**SET EXERCISE**
Would you transcribe the listing that follows, character for character, and omit its images?

--- PROVIDED INFORMATION ---

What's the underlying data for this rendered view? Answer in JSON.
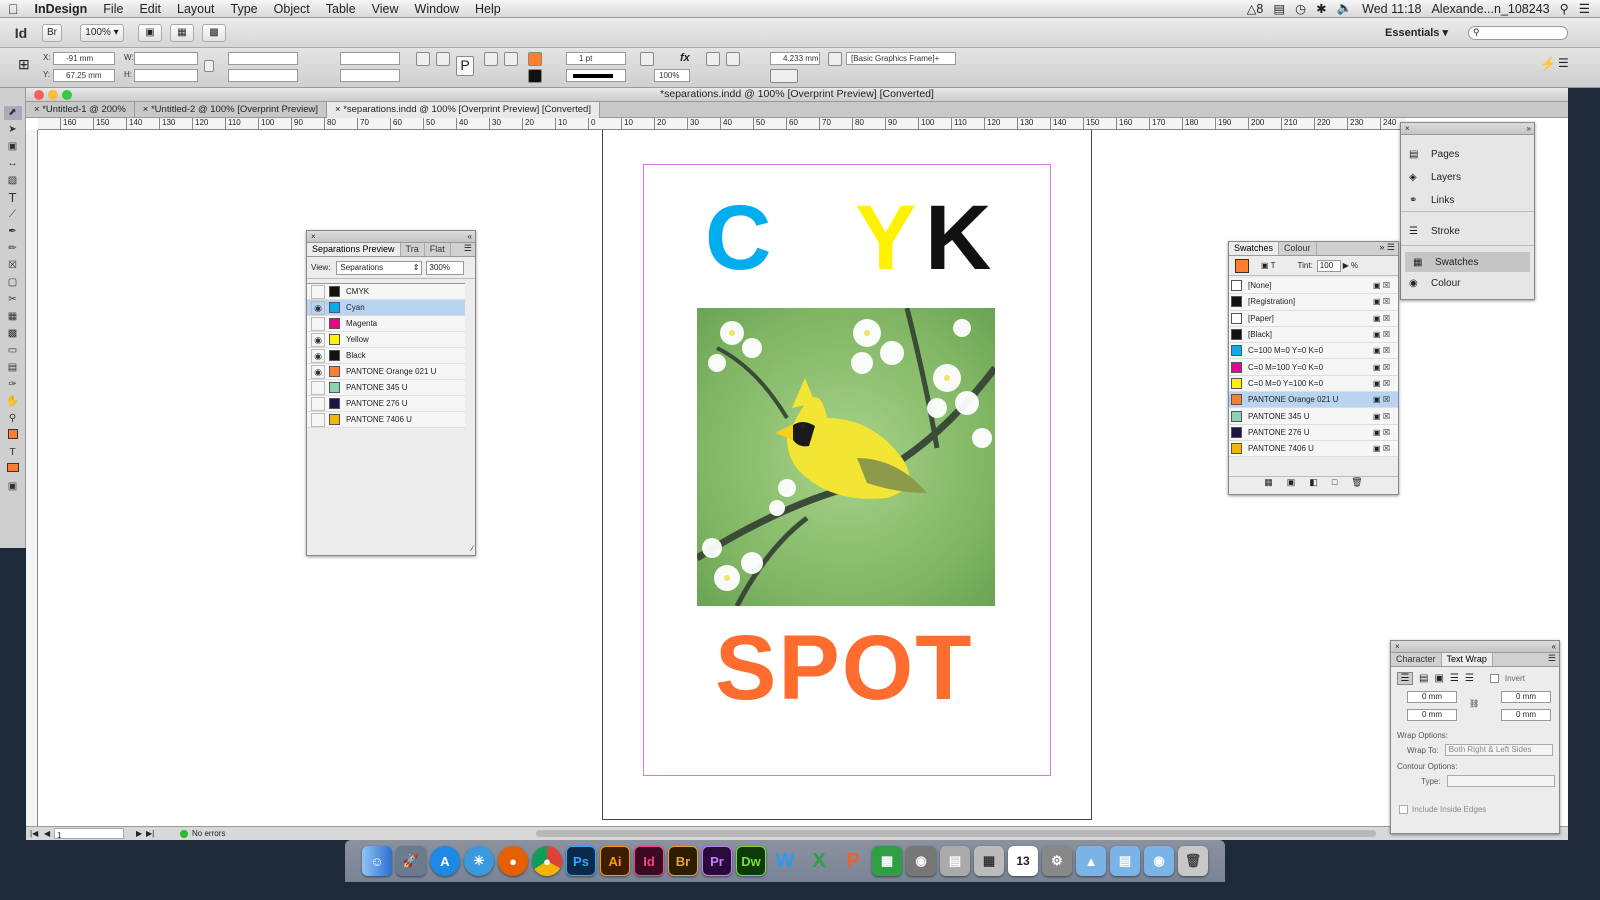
{
  "menubar": {
    "app": "InDesign",
    "items": [
      "File",
      "Edit",
      "Layout",
      "Type",
      "Object",
      "Table",
      "View",
      "Window",
      "Help"
    ],
    "status_num": "8",
    "clock": "Wed 11:18",
    "user": "Alexande...n_108243"
  },
  "control": {
    "app_badge": "Id",
    "bridge_badge": "Br",
    "zoom": "100%",
    "workspace": "Essentials",
    "x_label": "X:",
    "y_label": "Y:",
    "w_label": "W:",
    "h_label": "H:",
    "x_value": "-91 mm",
    "y_value": "67.25 mm",
    "stroke_weight": "1 pt",
    "opacity": "100%",
    "dimension": "4.233 mm",
    "object_style": "[Basic Graphics Frame]+"
  },
  "document": {
    "window_title": "*separations.indd @ 100% [Overprint Preview] [Converted]",
    "tabs": [
      "*Untitled-1 @ 200%",
      "*Untitled-2 @ 100% [Overprint Preview]",
      "*separations.indd @ 100% [Overprint Preview] [Converted]"
    ],
    "ruler_ticks": [
      "160",
      "150",
      "140",
      "130",
      "120",
      "110",
      "100",
      "90",
      "80",
      "70",
      "60",
      "50",
      "40",
      "30",
      "20",
      "10",
      "0",
      "10",
      "20",
      "30",
      "40",
      "50",
      "60",
      "70",
      "80",
      "90",
      "100",
      "110",
      "120",
      "130",
      "140",
      "150",
      "160",
      "170",
      "180",
      "190",
      "200",
      "210",
      "220",
      "230",
      "240"
    ],
    "heading_c": "C",
    "heading_y": "Y",
    "heading_k": "K",
    "spot_text": "SPOT",
    "page_number": "1",
    "errors": "No errors"
  },
  "colors": {
    "cyan": "#00aeef",
    "yellow": "#fff200",
    "black": "#111111",
    "orange": "#ff6c2f",
    "margin_guide": "#d27ce0"
  },
  "separations": {
    "title": "Separations Preview",
    "tab2": "Tra",
    "tab3": "Flat",
    "view_label": "View:",
    "view_value": "Separations",
    "zoom": "300%",
    "rows": [
      {
        "name": "CMYK",
        "visible": false,
        "color": "#111"
      },
      {
        "name": "Cyan",
        "visible": true,
        "color": "#00aeef",
        "selected": true
      },
      {
        "name": "Magenta",
        "visible": false,
        "color": "#ec008c"
      },
      {
        "name": "Yellow",
        "visible": true,
        "color": "#fff200"
      },
      {
        "name": "Black",
        "visible": true,
        "color": "#111111"
      },
      {
        "name": "PANTONE Orange 021 U",
        "visible": true,
        "color": "#ff7d2f"
      },
      {
        "name": "PANTONE 345 U",
        "visible": false,
        "color": "#8ed3b0"
      },
      {
        "name": "PANTONE 276 U",
        "visible": false,
        "color": "#1c1444"
      },
      {
        "name": "PANTONE 7406 U",
        "visible": false,
        "color": "#f2b705"
      }
    ]
  },
  "dockpanel": {
    "items": [
      "Pages",
      "Layers",
      "Links",
      "Stroke",
      "Swatches",
      "Colour"
    ]
  },
  "swatches": {
    "tab1": "Swatches",
    "tab2": "Colour",
    "tint_label": "Tint:",
    "tint_value": "100",
    "percent": "%",
    "rows": [
      {
        "name": "[None]",
        "color": "#ffffff"
      },
      {
        "name": "[Registration]",
        "color": "#111111"
      },
      {
        "name": "[Paper]",
        "color": "#ffffff"
      },
      {
        "name": "[Black]",
        "color": "#111111"
      },
      {
        "name": "C=100 M=0 Y=0 K=0",
        "color": "#00aeef"
      },
      {
        "name": "C=0 M=100 Y=0 K=0",
        "color": "#ec008c"
      },
      {
        "name": "C=0 M=0 Y=100 K=0",
        "color": "#fff200"
      },
      {
        "name": "PANTONE Orange 021 U",
        "color": "#ff7d2f",
        "selected": true
      },
      {
        "name": "PANTONE 345 U",
        "color": "#8ed3b0"
      },
      {
        "name": "PANTONE 276 U",
        "color": "#1c1444"
      },
      {
        "name": "PANTONE 7406 U",
        "color": "#f2b705"
      }
    ]
  },
  "textwrap": {
    "tab1": "Character",
    "tab2": "Text Wrap",
    "invert": "Invert",
    "top": "0 mm",
    "bottom": "0 mm",
    "left": "0 mm",
    "right": "0 mm",
    "wrap_options": "Wrap Options:",
    "wrap_to_label": "Wrap To:",
    "wrap_to": "Both Right & Left Sides",
    "contour_options": "Contour Options:",
    "type_label": "Type:",
    "include_edges": "Include Inside Edges"
  },
  "dock": {
    "apps": [
      "Ps",
      "Ai",
      "Id",
      "Br",
      "Pr",
      "Dw",
      "W",
      "X",
      "P",
      "13"
    ]
  }
}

---

**EXPECTED ANSWER**
What's the underlying data for this rendered view? Answer in JSON.
{
  "menubar": {
    "app": "InDesign",
    "items": [
      "File",
      "Edit",
      "Layout",
      "Type",
      "Object",
      "Table",
      "View",
      "Window",
      "Help"
    ],
    "status_num": "8",
    "clock": "Wed 11:18",
    "user": "Alexande...n_108243"
  },
  "control": {
    "app_badge": "Id",
    "bridge_badge": "Br",
    "zoom": "100%",
    "workspace": "Essentials",
    "x_label": "X:",
    "y_label": "Y:",
    "w_label": "W:",
    "h_label": "H:",
    "x_value": "-91 mm",
    "y_value": "67.25 mm",
    "stroke_weight": "1 pt",
    "opacity": "100%",
    "dimension": "4.233 mm",
    "object_style": "[Basic Graphics Frame]+"
  },
  "document": {
    "window_title": "*separations.indd @ 100% [Overprint Preview] [Converted]",
    "tabs": [
      "*Untitled-1 @ 200%",
      "*Untitled-2 @ 100% [Overprint Preview]",
      "*separations.indd @ 100% [Overprint Preview] [Converted]"
    ],
    "ruler_ticks": [
      "160",
      "150",
      "140",
      "130",
      "120",
      "110",
      "100",
      "90",
      "80",
      "70",
      "60",
      "50",
      "40",
      "30",
      "20",
      "10",
      "0",
      "10",
      "20",
      "30",
      "40",
      "50",
      "60",
      "70",
      "80",
      "90",
      "100",
      "110",
      "120",
      "130",
      "140",
      "150",
      "160",
      "170",
      "180",
      "190",
      "200",
      "210",
      "220",
      "230",
      "240"
    ],
    "heading_c": "C",
    "heading_y": "Y",
    "heading_k": "K",
    "spot_text": "SPOT",
    "page_number": "1",
    "errors": "No errors"
  },
  "colors": {
    "cyan": "#00aeef",
    "yellow": "#fff200",
    "black": "#111111",
    "orange": "#ff6c2f",
    "margin_guide": "#d27ce0"
  },
  "separations": {
    "title": "Separations Preview",
    "tab2": "Tra",
    "tab3": "Flat",
    "view_label": "View:",
    "view_value": "Separations",
    "zoom": "300%",
    "rows": [
      {
        "name": "CMYK",
        "visible": false,
        "color": "#111"
      },
      {
        "name": "Cyan",
        "visible": true,
        "color": "#00aeef",
        "selected": true
      },
      {
        "name": "Magenta",
        "visible": false,
        "color": "#ec008c"
      },
      {
        "name": "Yellow",
        "visible": true,
        "color": "#fff200"
      },
      {
        "name": "Black",
        "visible": true,
        "color": "#111111"
      },
      {
        "name": "PANTONE Orange 021 U",
        "visible": true,
        "color": "#ff7d2f"
      },
      {
        "name": "PANTONE 345 U",
        "visible": false,
        "color": "#8ed3b0"
      },
      {
        "name": "PANTONE 276 U",
        "visible": false,
        "color": "#1c1444"
      },
      {
        "name": "PANTONE 7406 U",
        "visible": false,
        "color": "#f2b705"
      }
    ]
  },
  "dockpanel": {
    "items": [
      "Pages",
      "Layers",
      "Links",
      "Stroke",
      "Swatches",
      "Colour"
    ]
  },
  "swatches": {
    "tab1": "Swatches",
    "tab2": "Colour",
    "tint_label": "Tint:",
    "tint_value": "100",
    "percent": "%",
    "rows": [
      {
        "name": "[None]",
        "color": "#ffffff"
      },
      {
        "name": "[Registration]",
        "color": "#111111"
      },
      {
        "name": "[Paper]",
        "color": "#ffffff"
      },
      {
        "name": "[Black]",
        "color": "#111111"
      },
      {
        "name": "C=100 M=0 Y=0 K=0",
        "color": "#00aeef"
      },
      {
        "name": "C=0 M=100 Y=0 K=0",
        "color": "#ec008c"
      },
      {
        "name": "C=0 M=0 Y=100 K=0",
        "color": "#fff200"
      },
      {
        "name": "PANTONE Orange 021 U",
        "color": "#ff7d2f",
        "selected": true
      },
      {
        "name": "PANTONE 345 U",
        "color": "#8ed3b0"
      },
      {
        "name": "PANTONE 276 U",
        "color": "#1c1444"
      },
      {
        "name": "PANTONE 7406 U",
        "color": "#f2b705"
      }
    ]
  },
  "textwrap": {
    "tab1": "Character",
    "tab2": "Text Wrap",
    "invert": "Invert",
    "top": "0 mm",
    "bottom": "0 mm",
    "left": "0 mm",
    "right": "0 mm",
    "wrap_options": "Wrap Options:",
    "wrap_to_label": "Wrap To:",
    "wrap_to": "Both Right & Left Sides",
    "contour_options": "Contour Options:",
    "type_label": "Type:",
    "include_edges": "Include Inside Edges"
  },
  "dock": {
    "apps": [
      "Ps",
      "Ai",
      "Id",
      "Br",
      "Pr",
      "Dw",
      "W",
      "X",
      "P",
      "13"
    ]
  }
}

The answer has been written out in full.